> **Data section**:

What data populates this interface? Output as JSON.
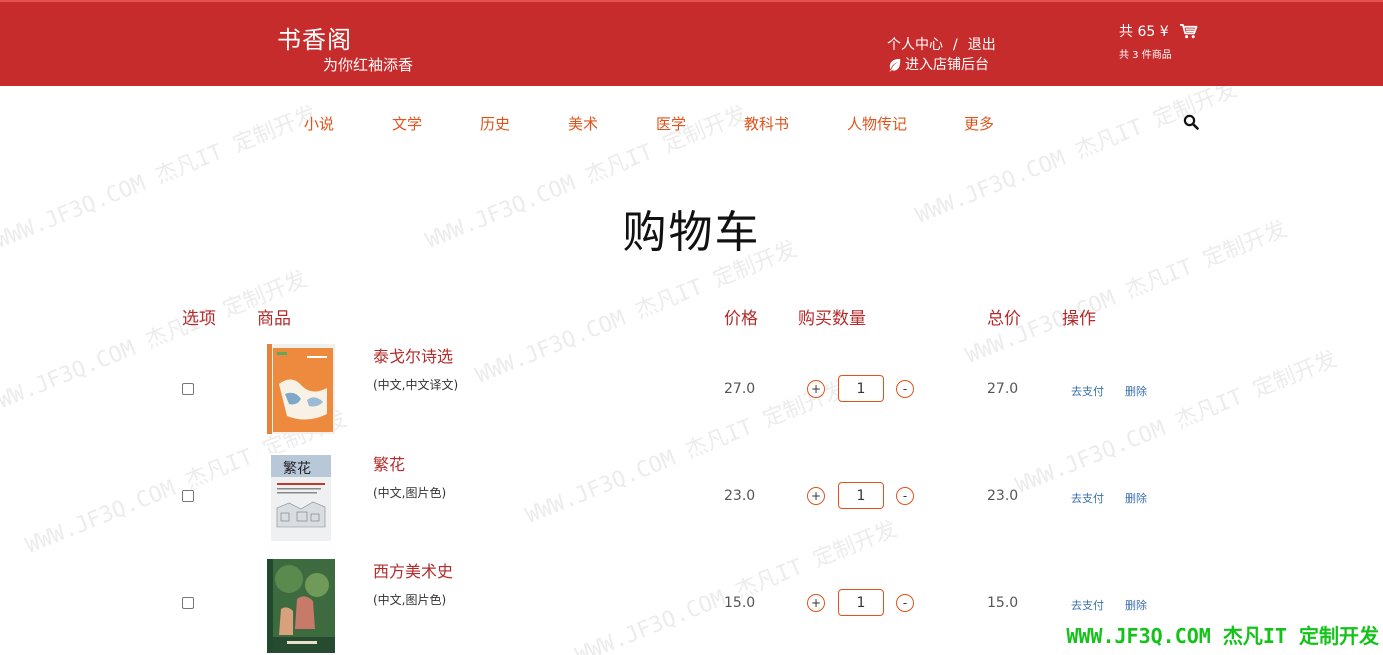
{
  "header": {
    "brand_title": "书香阁",
    "brand_slogan": "为你红袖添香",
    "user_center": "个人中心",
    "separator": "/",
    "logout": "退出",
    "store_admin": "进入店铺后台",
    "cart_total": "共 65 ¥",
    "cart_count": "共 3 件商品"
  },
  "nav": {
    "items": [
      "小说",
      "文学",
      "历史",
      "美术",
      "医学",
      "教科书",
      "人物传记",
      "更多"
    ]
  },
  "page_title": "购物车",
  "table": {
    "headers": {
      "select": "选项",
      "product": "商品",
      "price": "价格",
      "quantity": "购买数量",
      "total": "总价",
      "action": "操作"
    },
    "rows": [
      {
        "name": "泰戈尔诗选",
        "spec": "(中文,中文译文)",
        "price": "27.0",
        "qty": "1",
        "total": "27.0",
        "pay": "去支付",
        "delete": "删除"
      },
      {
        "name": "繁花",
        "spec": "(中文,图片色)",
        "price": "23.0",
        "qty": "1",
        "total": "23.0",
        "pay": "去支付",
        "delete": "删除"
      },
      {
        "name": "西方美术史",
        "spec": "(中文,图片色)",
        "price": "15.0",
        "qty": "1",
        "total": "15.0",
        "pay": "去支付",
        "delete": "删除"
      }
    ],
    "plus_label": "+",
    "minus_label": "-"
  },
  "watermark": {
    "text": "WWW.JF3Q.COM 杰凡IT  定制开发",
    "bottom_text": "WWW.JF3Q.COM 杰凡IT  定制开发"
  },
  "colors": {
    "header_bg": "#c62c2c",
    "accent_orange": "#e0541c",
    "heading_red": "#b52b2b",
    "link_blue": "#3a6fb0",
    "watermark_green": "#14c21a"
  }
}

> **Work to be completed**: Pictures are not part of the copy; output everything else in the records exactly.

> **Exercise solution**:
What data populates this interface? Output as JSON.
{
  "header": {
    "brand_title": "书香阁",
    "brand_slogan": "为你红袖添香",
    "user_center": "个人中心",
    "separator": "/",
    "logout": "退出",
    "store_admin": "进入店铺后台",
    "cart_total": "共 65 ¥",
    "cart_count": "共 3 件商品"
  },
  "nav": {
    "items": [
      "小说",
      "文学",
      "历史",
      "美术",
      "医学",
      "教科书",
      "人物传记",
      "更多"
    ]
  },
  "page_title": "购物车",
  "table": {
    "headers": {
      "select": "选项",
      "product": "商品",
      "price": "价格",
      "quantity": "购买数量",
      "total": "总价",
      "action": "操作"
    },
    "rows": [
      {
        "name": "泰戈尔诗选",
        "spec": "(中文,中文译文)",
        "price": "27.0",
        "qty": "1",
        "total": "27.0",
        "pay": "去支付",
        "delete": "删除"
      },
      {
        "name": "繁花",
        "spec": "(中文,图片色)",
        "price": "23.0",
        "qty": "1",
        "total": "23.0",
        "pay": "去支付",
        "delete": "删除"
      },
      {
        "name": "西方美术史",
        "spec": "(中文,图片色)",
        "price": "15.0",
        "qty": "1",
        "total": "15.0",
        "pay": "去支付",
        "delete": "删除"
      }
    ],
    "plus_label": "+",
    "minus_label": "-"
  },
  "watermark": {
    "text": "WWW.JF3Q.COM 杰凡IT  定制开发",
    "bottom_text": "WWW.JF3Q.COM 杰凡IT  定制开发"
  },
  "colors": {
    "header_bg": "#c62c2c",
    "accent_orange": "#e0541c",
    "heading_red": "#b52b2b",
    "link_blue": "#3a6fb0",
    "watermark_green": "#14c21a"
  }
}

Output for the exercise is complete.